Material for this task =>
== == ==

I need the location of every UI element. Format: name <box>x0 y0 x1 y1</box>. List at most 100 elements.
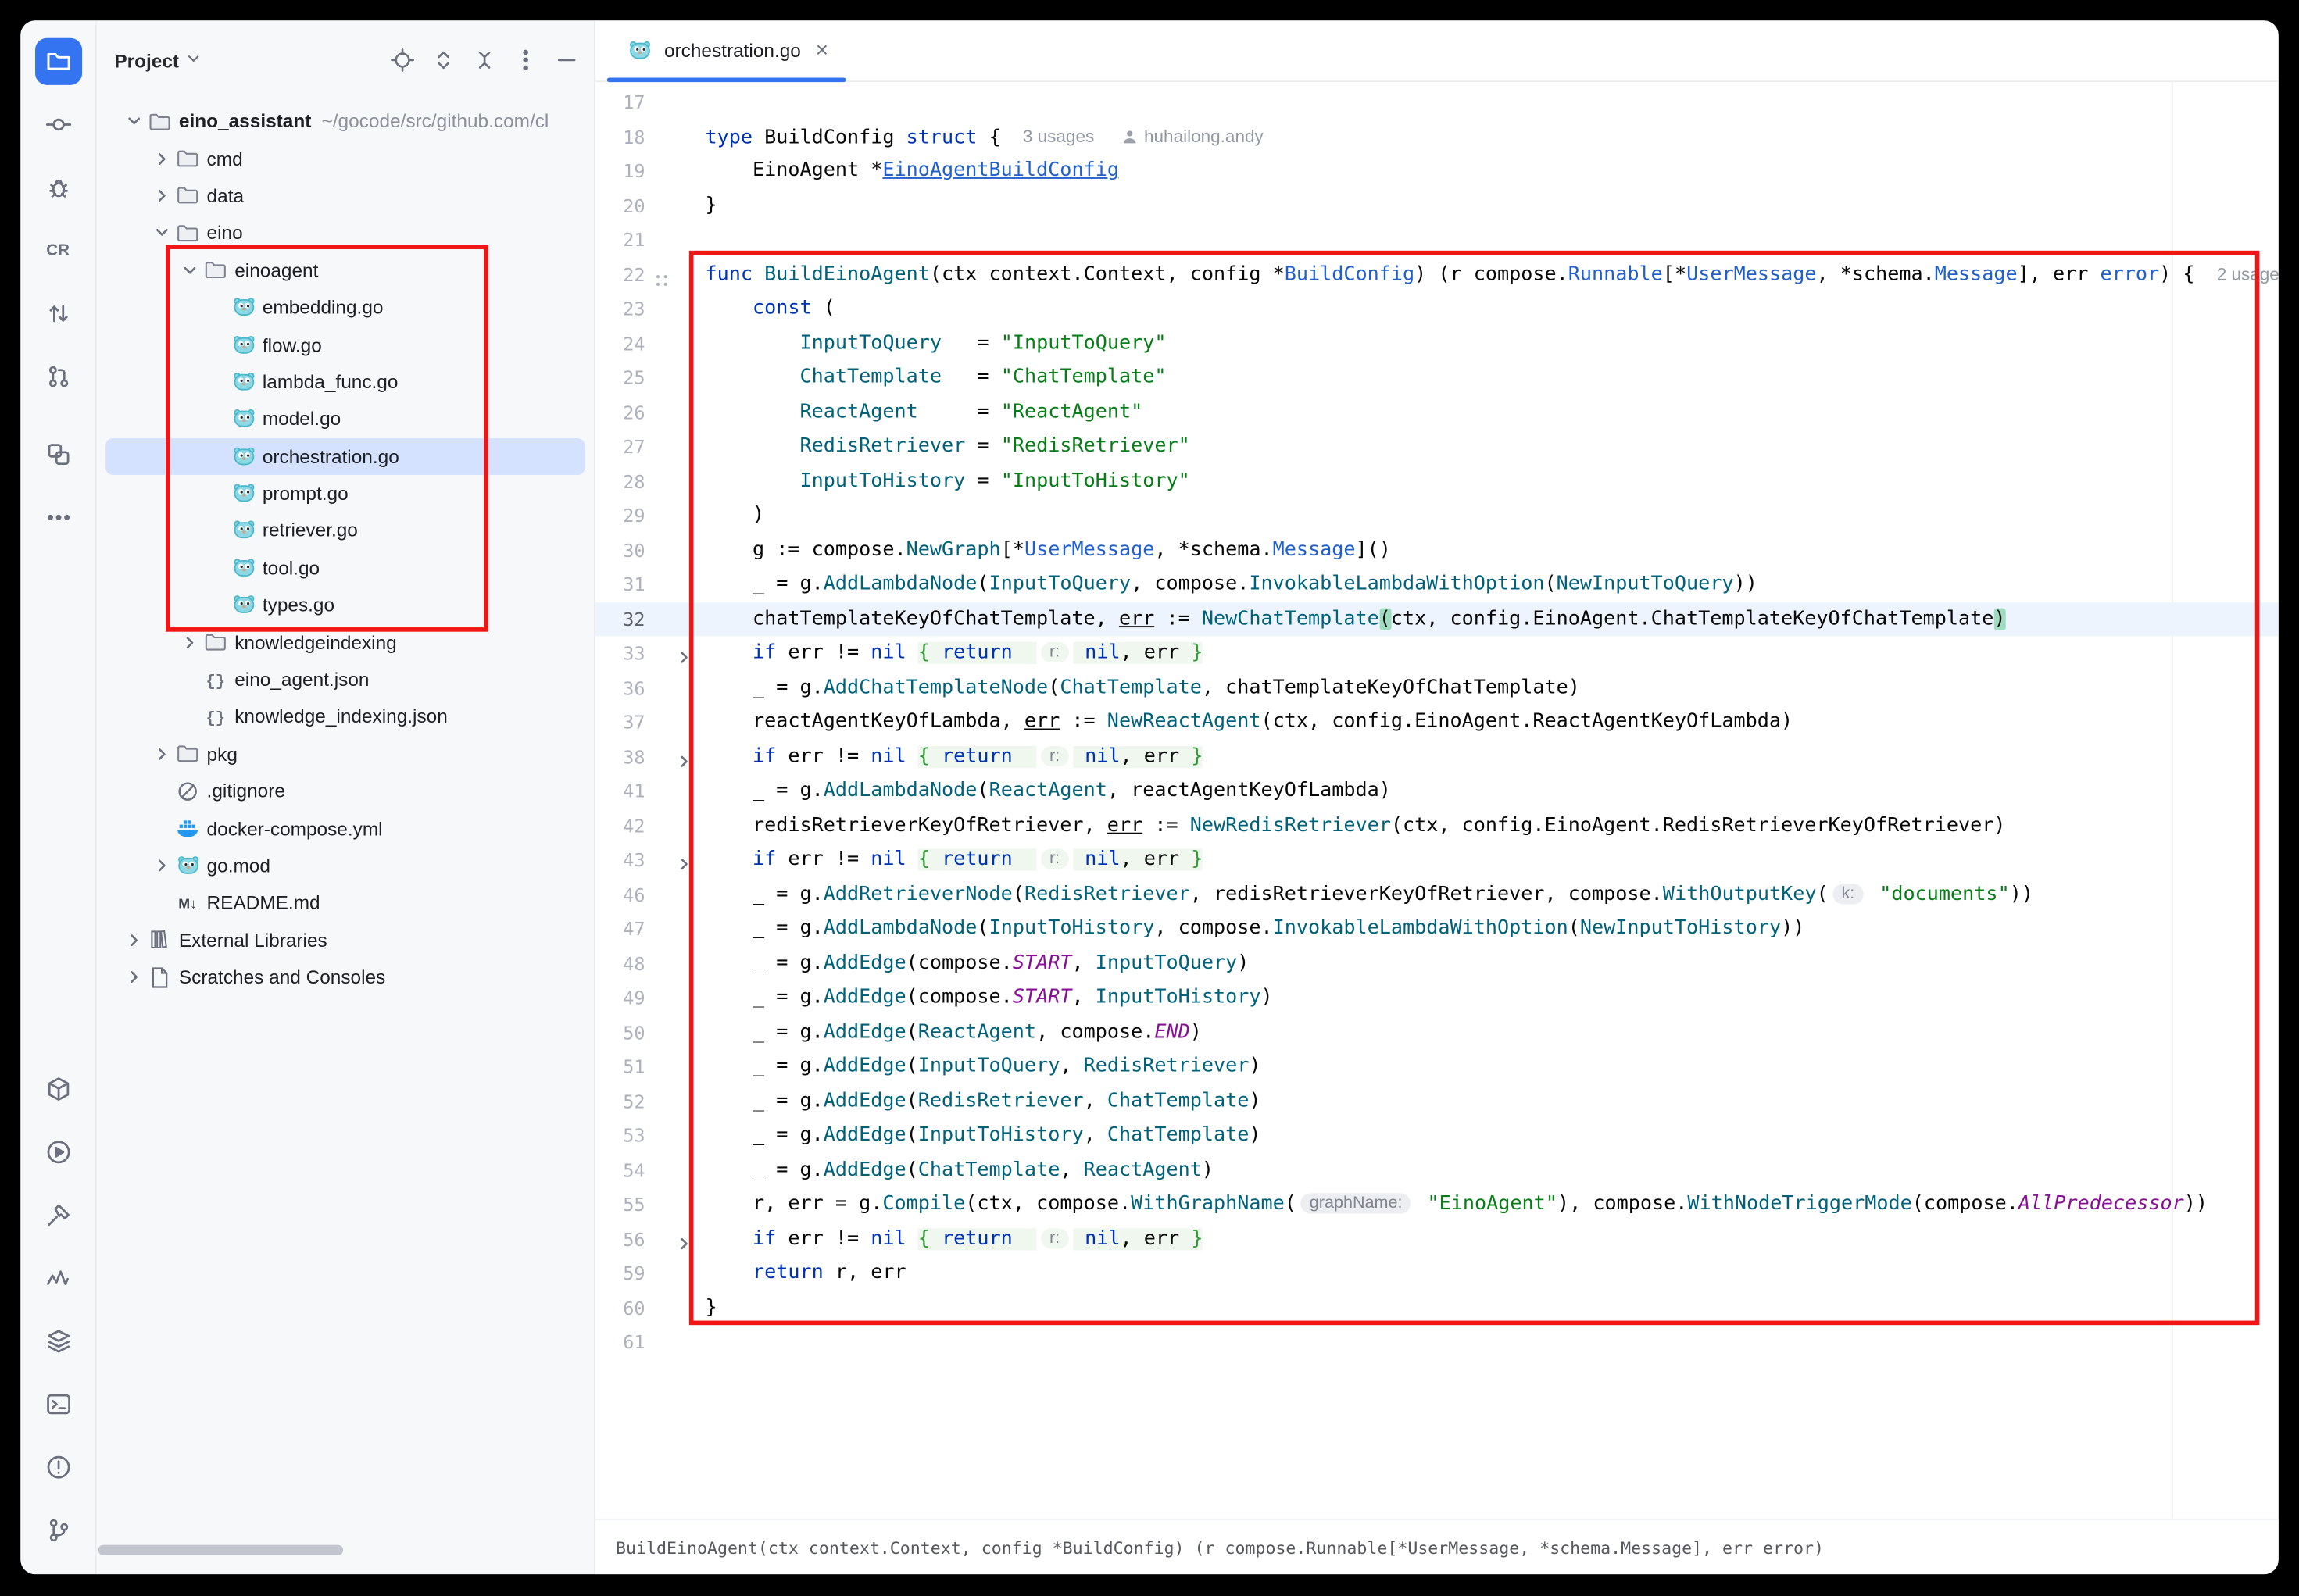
tree-item-orchestration-go[interactable]: orchestration.go <box>105 437 585 475</box>
tree-item-knowledge-indexing-json[interactable]: {}knowledge_indexing.json <box>105 698 585 736</box>
line-number[interactable]: 47 <box>595 912 645 946</box>
git-update-tool-button[interactable] <box>34 291 81 337</box>
code-line-27[interactable]: 27 RedisRetriever = "RedisRetriever" <box>595 430 2279 464</box>
tab-close-icon[interactable]: × <box>816 38 828 63</box>
tree-item-cmd[interactable]: cmd <box>105 140 585 177</box>
line-number[interactable]: 55 <box>595 1187 645 1222</box>
code-line-56[interactable]: 56 if err != nil { return r: nil, err } <box>595 1222 2279 1256</box>
line-number[interactable]: 21 <box>595 223 645 257</box>
line-number[interactable]: 51 <box>595 1049 645 1084</box>
line-number[interactable]: 29 <box>595 498 645 533</box>
tree-item-flow-go[interactable]: flow.go <box>105 326 585 363</box>
tree-item-model-go[interactable]: model.go <box>105 400 585 437</box>
code-line-51[interactable]: 51 _ = g.AddEdge(InputToQuery, RedisRetr… <box>595 1049 2279 1084</box>
code-line-29[interactable]: 29 ) <box>595 498 2279 533</box>
line-number[interactable]: 20 <box>595 188 645 223</box>
code-line-28[interactable]: 28 InputToHistory = "InputToHistory" <box>595 464 2279 498</box>
line-number[interactable]: 53 <box>595 1119 645 1153</box>
code-line-22[interactable]: 22func BuildEinoAgent(ctx context.Contex… <box>595 257 2279 291</box>
line-number[interactable]: 26 <box>595 395 645 430</box>
version-control-tool-button[interactable] <box>35 1507 82 1554</box>
tree-item-data[interactable]: data <box>105 177 585 215</box>
code-line-20[interactable]: 20} <box>595 188 2279 223</box>
build-tool-button[interactable] <box>35 1191 82 1238</box>
code-line-21[interactable]: 21 <box>595 223 2279 257</box>
line-number[interactable]: 46 <box>595 877 645 912</box>
code-line-31[interactable]: 31 _ = g.AddLambdaNode(InputToQuery, com… <box>595 567 2279 602</box>
code-line-23[interactable]: 23 const ( <box>595 291 2279 326</box>
code-review-tool-button[interactable]: CR <box>34 227 81 274</box>
tree-item-knowledgeindexing[interactable]: knowledgeindexing <box>105 623 585 661</box>
services-tool-button[interactable] <box>35 1318 82 1365</box>
line-number[interactable]: 28 <box>595 464 645 498</box>
code-line-59[interactable]: 59 return r, err <box>595 1256 2279 1291</box>
line-number[interactable]: 38 <box>595 740 645 774</box>
line-number[interactable]: 56 <box>595 1222 645 1256</box>
tree-item-lambda-func-go[interactable]: lambda_func.go <box>105 363 585 401</box>
line-number[interactable]: 18 <box>595 120 645 154</box>
code-line-52[interactable]: 52 _ = g.AddEdge(RedisRetriever, ChatTem… <box>595 1084 2279 1119</box>
tree-item-pkg[interactable]: pkg <box>105 735 585 773</box>
line-number[interactable]: 60 <box>595 1291 645 1325</box>
code-line-53[interactable]: 53 _ = g.AddEdge(InputToHistory, ChatTem… <box>595 1119 2279 1153</box>
line-number[interactable]: 41 <box>595 774 645 809</box>
parameter-hint[interactable]: graphName: <box>1301 1193 1411 1213</box>
project-panel-title[interactable]: Project <box>114 49 202 71</box>
code-line-43[interactable]: 43 if err != nil { return r: nil, err } <box>595 843 2279 877</box>
code-line-48[interactable]: 48 _ = g.AddEdge(compose.START, InputToQ… <box>595 946 2279 980</box>
tree-item-types-go[interactable]: types.go <box>105 587 585 624</box>
parameter-hint[interactable]: r: <box>1041 642 1069 662</box>
tree-item-embedding-go[interactable]: embedding.go <box>105 289 585 327</box>
tree-item-einoagent[interactable]: einoagent <box>105 252 585 289</box>
usages-inlay[interactable]: 3 usages <box>1023 127 1094 147</box>
tree-item-external-libraries[interactable]: External Libraries <box>105 921 585 959</box>
chevron-down-icon[interactable] <box>179 261 201 280</box>
expand-all-icon[interactable] <box>431 48 456 73</box>
chevron-right-icon[interactable] <box>151 149 173 168</box>
code-line-54[interactable]: 54 _ = g.AddEdge(ChatTemplate, ReactAgen… <box>595 1153 2279 1187</box>
line-number[interactable]: 27 <box>595 430 645 464</box>
parameter-hint[interactable]: k: <box>1832 883 1863 903</box>
line-number[interactable]: 50 <box>595 1015 645 1049</box>
line-number[interactable]: 43 <box>595 843 645 877</box>
chevron-right-icon[interactable] <box>123 930 145 949</box>
dependencies-tool-button[interactable] <box>35 1066 82 1112</box>
line-number[interactable]: 32 <box>595 602 645 636</box>
parameter-hint[interactable]: r: <box>1041 1227 1069 1248</box>
line-number[interactable]: 19 <box>595 154 645 188</box>
line-number[interactable]: 37 <box>595 705 645 740</box>
code-line-49[interactable]: 49 _ = g.AddEdge(compose.START, InputToH… <box>595 980 2279 1015</box>
line-number[interactable]: 42 <box>595 809 645 843</box>
code-line-33[interactable]: 33 if err != nil { return r: nil, err } <box>595 636 2279 670</box>
code-line-60[interactable]: 60} <box>595 1291 2279 1325</box>
parameter-hint[interactable]: r: <box>1041 745 1069 766</box>
line-number[interactable]: 54 <box>595 1153 645 1187</box>
terminal-tool-button[interactable] <box>35 1380 82 1427</box>
chevron-right-icon[interactable] <box>151 186 173 205</box>
tree-item-eino[interactable]: eino <box>105 214 585 252</box>
tree-item-prompt-go[interactable]: prompt.go <box>105 475 585 512</box>
line-number[interactable]: 22 <box>595 257 645 291</box>
profiler-tool-button[interactable] <box>35 1255 82 1301</box>
line-number[interactable]: 36 <box>595 670 645 705</box>
code-line-18[interactable]: 18type BuildConfig struct {3 usageshuhai… <box>595 120 2279 154</box>
tree-item-eino-assistant[interactable]: eino_assistant~/gocode/src/github.com/cl <box>105 102 585 140</box>
code-line-50[interactable]: 50 _ = g.AddEdge(ReactAgent, compose.END… <box>595 1015 2279 1049</box>
tree-item-docker-compose-yml[interactable]: docker-compose.yml <box>105 810 585 848</box>
code-line-37[interactable]: 37 reactAgentKeyOfLambda, err := NewReac… <box>595 705 2279 740</box>
code-line-24[interactable]: 24 InputToQuery = "InputToQuery" <box>595 326 2279 360</box>
tab-orchestration-go[interactable]: orchestration.go × <box>607 20 846 80</box>
line-number[interactable]: 31 <box>595 567 645 602</box>
code-line-38[interactable]: 38 if err != nil { return r: nil, err } <box>595 740 2279 774</box>
line-number[interactable]: 25 <box>595 361 645 395</box>
line-number[interactable]: 59 <box>595 1256 645 1291</box>
chevron-right-icon[interactable] <box>123 968 145 987</box>
more-tools-tool-button[interactable] <box>34 494 81 541</box>
code-line-47[interactable]: 47 _ = g.AddLambdaNode(InputToHistory, c… <box>595 912 2279 946</box>
hide-panel-icon[interactable] <box>554 48 579 73</box>
chevron-right-icon[interactable] <box>151 856 173 875</box>
project-tool-button[interactable] <box>34 38 81 85</box>
line-number[interactable]: 23 <box>595 291 645 326</box>
editor-code-area[interactable]: 1718type BuildConfig struct {3 usageshuh… <box>595 82 2279 1519</box>
code-line-32[interactable]: 32 chatTemplateKeyOfChatTemplate, err :=… <box>595 602 2279 636</box>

== == ==

Rewrite all of the records above, replacing "tool-button" with "sidebar-button" and leaving everything else unchanged. Leave the pictures out.

The result =>
I need the location of every UI element. Format: name <box>x0 y0 x1 y1</box>. List at most 100 elements.
tree-item-orchestration-go[interactable]: orchestration.go <box>105 437 585 475</box>
tree-item-knowledge-indexing-json[interactable]: {}knowledge_indexing.json <box>105 698 585 736</box>
line-number[interactable]: 47 <box>595 912 645 946</box>
git-update-sidebar-button[interactable] <box>34 291 81 337</box>
code-line-27[interactable]: 27 RedisRetriever = "RedisRetriever" <box>595 430 2279 464</box>
tab-close-icon[interactable]: × <box>816 38 828 63</box>
tree-item-cmd[interactable]: cmd <box>105 140 585 177</box>
line-number[interactable]: 55 <box>595 1187 645 1222</box>
code-line-56[interactable]: 56 if err != nil { return r: nil, err } <box>595 1222 2279 1256</box>
line-number[interactable]: 21 <box>595 223 645 257</box>
line-number[interactable]: 51 <box>595 1049 645 1084</box>
line-number[interactable]: 29 <box>595 498 645 533</box>
tree-item-flow-go[interactable]: flow.go <box>105 326 585 363</box>
tree-item-model-go[interactable]: model.go <box>105 400 585 437</box>
code-line-51[interactable]: 51 _ = g.AddEdge(InputToQuery, RedisRetr… <box>595 1049 2279 1084</box>
code-line-29[interactable]: 29 ) <box>595 498 2279 533</box>
line-number[interactable]: 20 <box>595 188 645 223</box>
code-line-28[interactable]: 28 InputToHistory = "InputToHistory" <box>595 464 2279 498</box>
line-number[interactable]: 53 <box>595 1119 645 1153</box>
code-line-22[interactable]: 22func BuildEinoAgent(ctx context.Contex… <box>595 257 2279 291</box>
line-number[interactable]: 26 <box>595 395 645 430</box>
version-control-sidebar-button[interactable] <box>35 1507 82 1554</box>
tree-item-data[interactable]: data <box>105 177 585 215</box>
code-line-20[interactable]: 20} <box>595 188 2279 223</box>
build-sidebar-button[interactable] <box>35 1191 82 1238</box>
code-line-21[interactable]: 21 <box>595 223 2279 257</box>
line-number[interactable]: 46 <box>595 877 645 912</box>
code-line-31[interactable]: 31 _ = g.AddLambdaNode(InputToQuery, com… <box>595 567 2279 602</box>
code-line-23[interactable]: 23 const ( <box>595 291 2279 326</box>
code-review-sidebar-button[interactable]: CR <box>34 227 81 274</box>
tree-item-knowledgeindexing[interactable]: knowledgeindexing <box>105 623 585 661</box>
services-sidebar-button[interactable] <box>35 1318 82 1365</box>
line-number[interactable]: 28 <box>595 464 645 498</box>
code-line-59[interactable]: 59 return r, err <box>595 1256 2279 1291</box>
line-number[interactable]: 38 <box>595 740 645 774</box>
line-number[interactable]: 56 <box>595 1222 645 1256</box>
tree-item-lambda-func-go[interactable]: lambda_func.go <box>105 363 585 401</box>
line-number[interactable]: 18 <box>595 120 645 154</box>
code-line-52[interactable]: 52 _ = g.AddEdge(RedisRetriever, ChatTem… <box>595 1084 2279 1119</box>
tree-item-pkg[interactable]: pkg <box>105 735 585 773</box>
line-number[interactable]: 60 <box>595 1291 645 1325</box>
code-line-53[interactable]: 53 _ = g.AddEdge(InputToHistory, ChatTem… <box>595 1119 2279 1153</box>
line-number[interactable]: 41 <box>595 774 645 809</box>
parameter-hint[interactable]: graphName: <box>1301 1193 1411 1213</box>
project-panel-title[interactable]: Project <box>114 49 202 71</box>
code-line-43[interactable]: 43 if err != nil { return r: nil, err } <box>595 843 2279 877</box>
code-line-48[interactable]: 48 _ = g.AddEdge(compose.START, InputToQ… <box>595 946 2279 980</box>
tree-item-types-go[interactable]: types.go <box>105 587 585 624</box>
parameter-hint[interactable]: r: <box>1041 642 1069 662</box>
tree-item-embedding-go[interactable]: embedding.go <box>105 289 585 327</box>
tree-item-einoagent[interactable]: einoagent <box>105 252 585 289</box>
usages-inlay[interactable]: 3 usages <box>1023 127 1094 147</box>
tree-item-external-libraries[interactable]: External Libraries <box>105 921 585 959</box>
chevron-down-icon[interactable] <box>179 261 201 280</box>
expand-all-icon[interactable] <box>431 48 456 73</box>
chevron-right-icon[interactable] <box>151 149 173 168</box>
code-line-54[interactable]: 54 _ = g.AddEdge(ChatTemplate, ReactAgen… <box>595 1153 2279 1187</box>
line-number[interactable]: 27 <box>595 430 645 464</box>
parameter-hint[interactable]: k: <box>1832 883 1863 903</box>
line-number[interactable]: 50 <box>595 1015 645 1049</box>
line-number[interactable]: 43 <box>595 843 645 877</box>
chevron-right-icon[interactable] <box>123 930 145 949</box>
dependencies-sidebar-button[interactable] <box>35 1066 82 1112</box>
line-number[interactable]: 32 <box>595 602 645 636</box>
parameter-hint[interactable]: r: <box>1041 1227 1069 1248</box>
line-number[interactable]: 19 <box>595 154 645 188</box>
line-number[interactable]: 37 <box>595 705 645 740</box>
code-line-49[interactable]: 49 _ = g.AddEdge(compose.START, InputToH… <box>595 980 2279 1015</box>
line-number[interactable]: 42 <box>595 809 645 843</box>
code-line-33[interactable]: 33 if err != nil { return r: nil, err } <box>595 636 2279 670</box>
code-line-60[interactable]: 60} <box>595 1291 2279 1325</box>
parameter-hint[interactable]: r: <box>1041 745 1069 766</box>
line-number[interactable]: 54 <box>595 1153 645 1187</box>
terminal-sidebar-button[interactable] <box>35 1380 82 1427</box>
chevron-right-icon[interactable] <box>151 186 173 205</box>
tree-item-eino[interactable]: eino <box>105 214 585 252</box>
tree-item-prompt-go[interactable]: prompt.go <box>105 475 585 512</box>
line-number[interactable]: 22 <box>595 257 645 291</box>
profiler-sidebar-button[interactable] <box>35 1255 82 1301</box>
line-number[interactable]: 36 <box>595 670 645 705</box>
code-line-18[interactable]: 18type BuildConfig struct {3 usageshuhai… <box>595 120 2279 154</box>
tree-item-eino-assistant[interactable]: eino_assistant~/gocode/src/github.com/cl <box>105 102 585 140</box>
code-line-50[interactable]: 50 _ = g.AddEdge(ReactAgent, compose.END… <box>595 1015 2279 1049</box>
tree-item-docker-compose-yml[interactable]: docker-compose.yml <box>105 810 585 848</box>
code-line-37[interactable]: 37 reactAgentKeyOfLambda, err := NewReac… <box>595 705 2279 740</box>
code-line-24[interactable]: 24 InputToQuery = "InputToQuery" <box>595 326 2279 360</box>
tab-orchestration-go[interactable]: orchestration.go × <box>607 20 846 80</box>
line-number[interactable]: 31 <box>595 567 645 602</box>
code-line-38[interactable]: 38 if err != nil { return r: nil, err } <box>595 740 2279 774</box>
line-number[interactable]: 25 <box>595 361 645 395</box>
line-number[interactable]: 59 <box>595 1256 645 1291</box>
chevron-right-icon[interactable] <box>123 968 145 987</box>
more-tools-sidebar-button[interactable] <box>34 494 81 541</box>
code-line-47[interactable]: 47 _ = g.AddLambdaNode(InputToHistory, c… <box>595 912 2279 946</box>
hide-panel-icon[interactable] <box>554 48 579 73</box>
chevron-right-icon[interactable] <box>151 856 173 875</box>
project-sidebar-button[interactable] <box>34 38 81 85</box>
line-number[interactable]: 23 <box>595 291 645 326</box>
editor-code-area[interactable]: 1718type BuildConfig struct {3 usageshuh… <box>595 82 2279 1519</box>
code-line-32[interactable]: 32 chatTemplateKeyOfChatTemplate, err :=… <box>595 602 2279 636</box>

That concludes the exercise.